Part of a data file
*-*-*

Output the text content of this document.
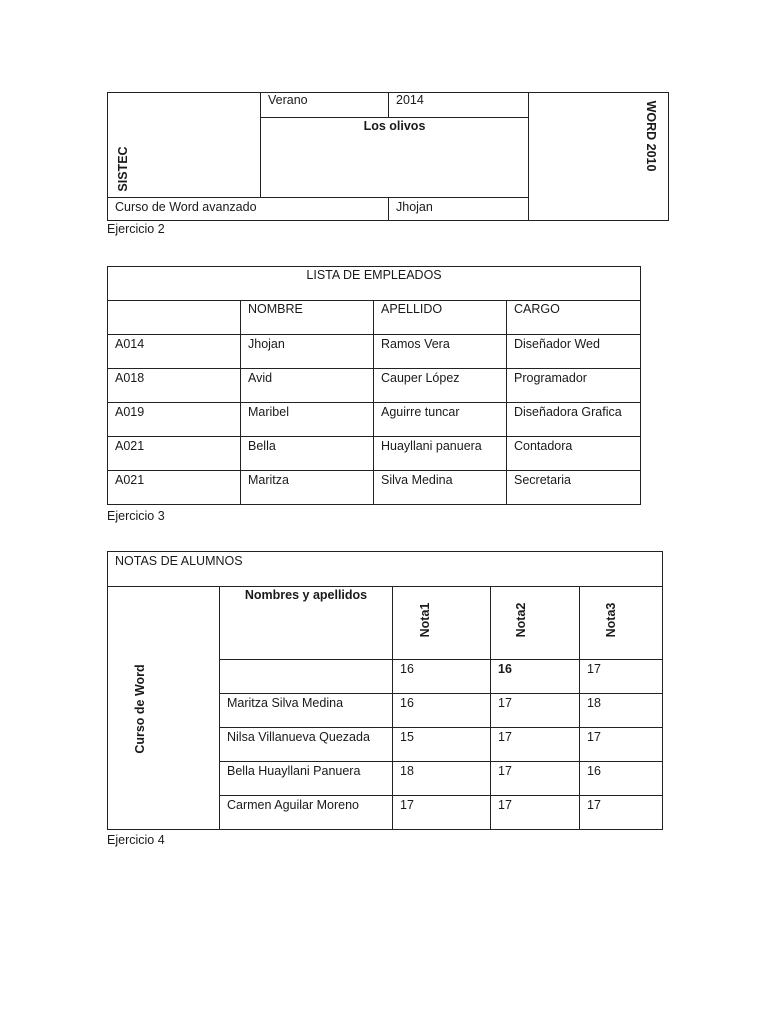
SISTEC	Verano	2014	WORD 2010

	Los olivos		

Curso de Word avanzado		Jhojan	
Ejercicio 2
LISTA DE EMPLEADOS			
	NOMBRE	APELLIDO	CARGO
A014	Jhojan	Ramos Vera	Diseñador Wed
A018	Avid	Cauper López	Programador
A019	Maribel	Aguirre tuncar	Diseñadora Grafica
A021	Bella	Huayllani panuera	Contadora
A021	Maritza	Silva Medina	Secretaria
Ejercicio 3
NOTAS DE ALUMNOS				

Curso de Word	Nombres y apellidos	Nota1	Nota2	Nota3

		16	16	17
	Maritza Silva Medina	16	17	18
	Nilsa Villanueva Quezada	15	17	17
	Bella Huayllani Panuera	18	17	16
	Carmen Aguilar Moreno	17	17	17
Ejercicio 4
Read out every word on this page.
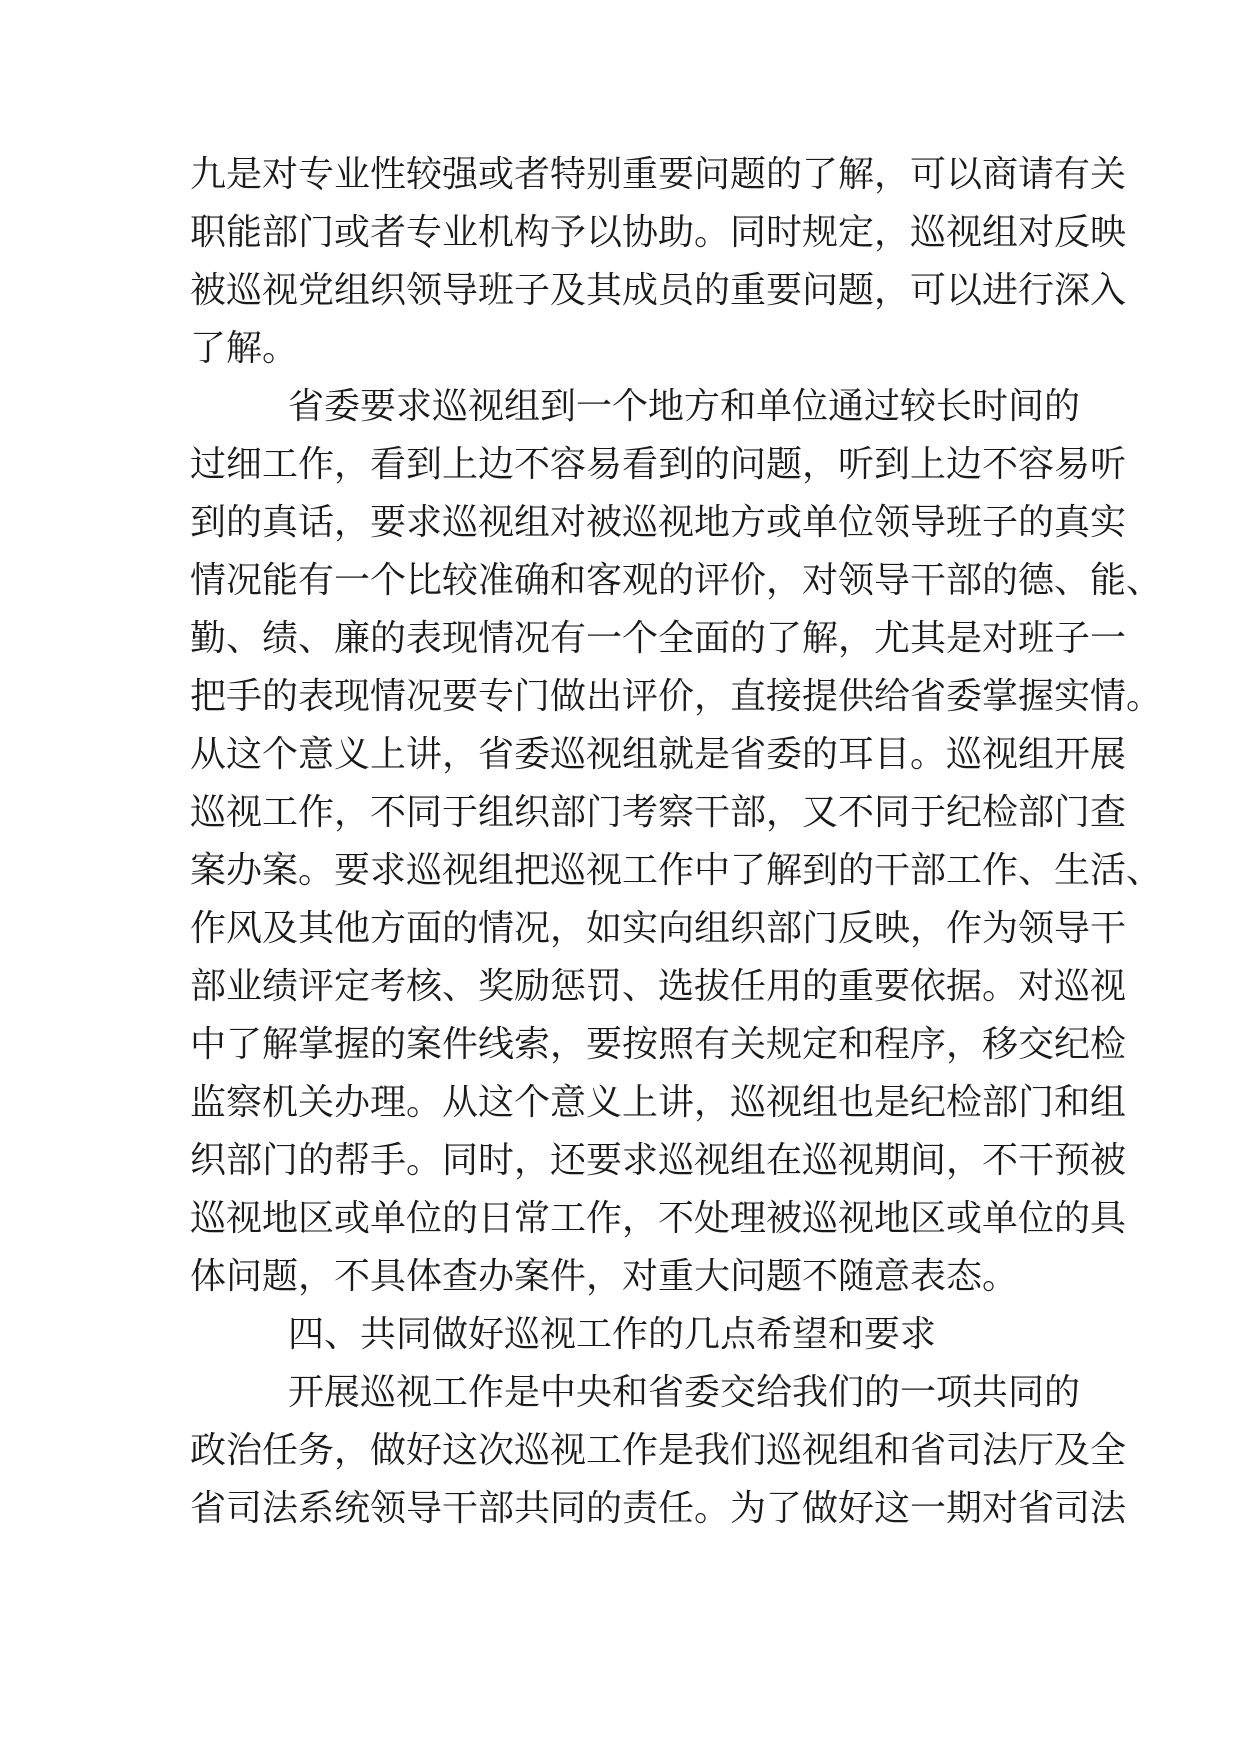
九是对专业性较强或者特别重要问题的了解，可以商请有关
职能部门或者专业机构予以协助。同时规定，巡视组对反映
被巡视党组织领导班子及其成员的重要问题，可以进行深入
了解。
省委要求巡视组到一个地方和单位通过较长时间的
过细工作，看到上边不容易看到的问题，听到上边不容易听
到的真话，要求巡视组对被巡视地方或单位领导班子的真实
情况能有一个比较准确和客观的评价，对领导干部的德、能、
勤、绩、廉的表现情况有一个全面的了解，尤其是对班子一
把手的表现情况要专门做出评价，直接提供给省委掌握实情。
从这个意义上讲，省委巡视组就是省委的耳目。巡视组开展
巡视工作，不同于组织部门考察干部，又不同于纪检部门查
案办案。要求巡视组把巡视工作中了解到的干部工作、生活、
作风及其他方面的情况，如实向组织部门反映，作为领导干
部业绩评定考核、奖励惩罚、选拔任用的重要依据。对巡视
中了解掌握的案件线索，要按照有关规定和程序，移交纪检
监察机关办理。从这个意义上讲，巡视组也是纪检部门和组
织部门的帮手。同时，还要求巡视组在巡视期间，不干预被
巡视地区或单位的日常工作，不处理被巡视地区或单位的具
体问题，不具体查办案件，对重大问题不随意表态。
四、共同做好巡视工作的几点希望和要求
开展巡视工作是中央和省委交给我们的一项共同的
政治任务，做好这次巡视工作是我们巡视组和省司法厅及全
省司法系统领导干部共同的责任。为了做好这一期对省司法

*-*-*

PROBLEM DETAILS - Pictures in the records above are left out; print everything else exactly as written.

THE SOLUTION -
Output the text content of this document.
SISTEC	Verano	2014	WORD 2010

	Los olivos		

Curso de Word avanzado		Jhojan	
Ejercicio 2
LISTA DE EMPLEADOS			
	NOMBRE	APELLIDO	CARGO
A014	Jhojan	Ramos Vera	Diseñador Wed
A018	Avid	Cauper López	Programador
A019	Maribel	Aguirre tuncar	Diseñadora Grafica
A021	Bella	Huayllani panuera	Contadora
A021	Maritza	Silva Medina	Secretaria
Ejercicio 3
NOTAS DE ALUMNOS				

Curso de Word	Nombres y apellidos	Nota1	Nota2	Nota3

		16	16	17
	Maritza Silva Medina	16	17	18
	Nilsa Villanueva Quezada	15	17	17
	Bella Huayllani Panuera	18	17	16
	Carmen Aguilar Moreno	17	17	17
Ejercicio 4
Read out every word on this page.
九是对专业性较强或者特别重要问题的了解，可以商请有关
职能部门或者专业机构予以协助。同时规定，巡视组对反映
被巡视党组织领导班子及其成员的重要问题，可以进行深入
了解。
省委要求巡视组到一个地方和单位通过较长时间的
过细工作，看到上边不容易看到的问题，听到上边不容易听
到的真话，要求巡视组对被巡视地方或单位领导班子的真实
情况能有一个比较准确和客观的评价，对领导干部的德、能、
勤、绩、廉的表现情况有一个全面的了解，尤其是对班子一
把手的表现情况要专门做出评价，直接提供给省委掌握实情。
从这个意义上讲，省委巡视组就是省委的耳目。巡视组开展
巡视工作，不同于组织部门考察干部，又不同于纪检部门查
案办案。要求巡视组把巡视工作中了解到的干部工作、生活、
作风及其他方面的情况，如实向组织部门反映，作为领导干
部业绩评定考核、奖励惩罚、选拔任用的重要依据。对巡视
中了解掌握的案件线索，要按照有关规定和程序，移交纪检
监察机关办理。从这个意义上讲，巡视组也是纪检部门和组
织部门的帮手。同时，还要求巡视组在巡视期间，不干预被
巡视地区或单位的日常工作，不处理被巡视地区或单位的具
体问题，不具体查办案件，对重大问题不随意表态。
四、共同做好巡视工作的几点希望和要求
开展巡视工作是中央和省委交给我们的一项共同的
政治任务，做好这次巡视工作是我们巡视组和省司法厅及全
省司法系统领导干部共同的责任。为了做好这一期对省司法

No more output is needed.